-- Start of Exercise material --

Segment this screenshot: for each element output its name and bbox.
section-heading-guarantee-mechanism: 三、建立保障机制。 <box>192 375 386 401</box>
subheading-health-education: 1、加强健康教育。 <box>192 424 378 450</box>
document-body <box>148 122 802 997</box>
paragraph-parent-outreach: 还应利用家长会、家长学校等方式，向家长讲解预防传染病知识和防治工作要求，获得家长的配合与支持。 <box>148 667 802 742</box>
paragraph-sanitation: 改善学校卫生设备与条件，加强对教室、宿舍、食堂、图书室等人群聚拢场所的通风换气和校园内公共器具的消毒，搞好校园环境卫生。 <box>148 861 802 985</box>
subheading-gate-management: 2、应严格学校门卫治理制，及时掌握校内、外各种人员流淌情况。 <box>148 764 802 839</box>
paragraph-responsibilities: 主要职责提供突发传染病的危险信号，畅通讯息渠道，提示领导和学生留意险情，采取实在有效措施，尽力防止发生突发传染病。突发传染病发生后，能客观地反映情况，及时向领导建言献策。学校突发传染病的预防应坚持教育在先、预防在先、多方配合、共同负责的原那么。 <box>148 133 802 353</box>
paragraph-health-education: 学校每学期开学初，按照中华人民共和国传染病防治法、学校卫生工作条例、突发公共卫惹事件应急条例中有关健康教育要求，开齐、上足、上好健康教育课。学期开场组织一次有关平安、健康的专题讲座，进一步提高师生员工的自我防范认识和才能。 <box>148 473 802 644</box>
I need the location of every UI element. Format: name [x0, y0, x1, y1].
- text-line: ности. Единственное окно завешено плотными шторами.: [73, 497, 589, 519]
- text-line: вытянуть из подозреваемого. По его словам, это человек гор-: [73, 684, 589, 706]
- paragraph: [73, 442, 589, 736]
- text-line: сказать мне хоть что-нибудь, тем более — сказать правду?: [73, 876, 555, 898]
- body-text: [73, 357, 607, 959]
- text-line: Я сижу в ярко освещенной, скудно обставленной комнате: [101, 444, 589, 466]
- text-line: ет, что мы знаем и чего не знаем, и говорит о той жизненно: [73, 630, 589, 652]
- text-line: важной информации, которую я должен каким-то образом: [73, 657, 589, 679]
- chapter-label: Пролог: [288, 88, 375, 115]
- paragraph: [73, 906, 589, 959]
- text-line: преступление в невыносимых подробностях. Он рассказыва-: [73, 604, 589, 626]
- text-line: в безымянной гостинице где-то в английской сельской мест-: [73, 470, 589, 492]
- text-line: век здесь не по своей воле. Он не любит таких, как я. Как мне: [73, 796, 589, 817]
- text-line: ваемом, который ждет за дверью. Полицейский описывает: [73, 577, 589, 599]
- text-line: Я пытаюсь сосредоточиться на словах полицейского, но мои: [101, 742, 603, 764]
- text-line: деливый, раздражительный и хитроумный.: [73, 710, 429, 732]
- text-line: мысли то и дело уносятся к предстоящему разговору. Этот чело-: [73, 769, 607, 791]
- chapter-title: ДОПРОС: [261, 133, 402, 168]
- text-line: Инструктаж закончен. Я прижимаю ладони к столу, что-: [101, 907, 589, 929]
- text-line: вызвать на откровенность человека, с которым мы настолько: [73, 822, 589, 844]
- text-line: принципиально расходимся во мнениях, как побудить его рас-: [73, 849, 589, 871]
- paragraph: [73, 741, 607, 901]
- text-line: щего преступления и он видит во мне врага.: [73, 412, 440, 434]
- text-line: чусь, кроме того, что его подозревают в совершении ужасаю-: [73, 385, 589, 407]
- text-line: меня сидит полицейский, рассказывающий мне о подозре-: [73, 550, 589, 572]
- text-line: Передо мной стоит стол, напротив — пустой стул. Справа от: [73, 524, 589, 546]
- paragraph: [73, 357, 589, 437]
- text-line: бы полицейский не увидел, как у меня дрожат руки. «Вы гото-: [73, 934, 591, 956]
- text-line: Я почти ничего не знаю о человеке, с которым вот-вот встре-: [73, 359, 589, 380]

-- End of Exercise material --

Rewrite the lines starting at the first one and ending at the one containing "133 802 353</box>", replacing "传染病" with "流行病" and leaving everything else unchanged.

→ Full answer
Segment this screenshot: for each element output its name and bbox.
section-heading-guarantee-mechanism: 三、建立保障机制。 <box>192 375 386 401</box>
subheading-health-education: 1、加强健康教育。 <box>192 424 378 450</box>
document-body <box>148 122 802 997</box>
paragraph-parent-outreach: 还应利用家长会、家长学校等方式，向家长讲解预防流行病知识和防治工作要求，获得家长的配合与支持。 <box>148 667 802 742</box>
paragraph-sanitation: 改善学校卫生设备与条件，加强对教室、宿舍、食堂、图书室等人群聚拢场所的通风换气和校园内公共器具的消毒，搞好校园环境卫生。 <box>148 861 802 985</box>
subheading-gate-management: 2、应严格学校门卫治理制，及时掌握校内、外各种人员流淌情况。 <box>148 764 802 839</box>
paragraph-responsibilities: 主要职责提供突发流行病的危险信号，畅通讯息渠道，提示领导和学生留意险情，采取实在有效措施，尽力防止发生突发流行病。突发流行病发生后，能客观地反映情况，及时向领导建言献策。学校突发流行病的预防应坚持教育在先、预防在先、多方配合、共同负责的原那么。 <box>148 133 802 353</box>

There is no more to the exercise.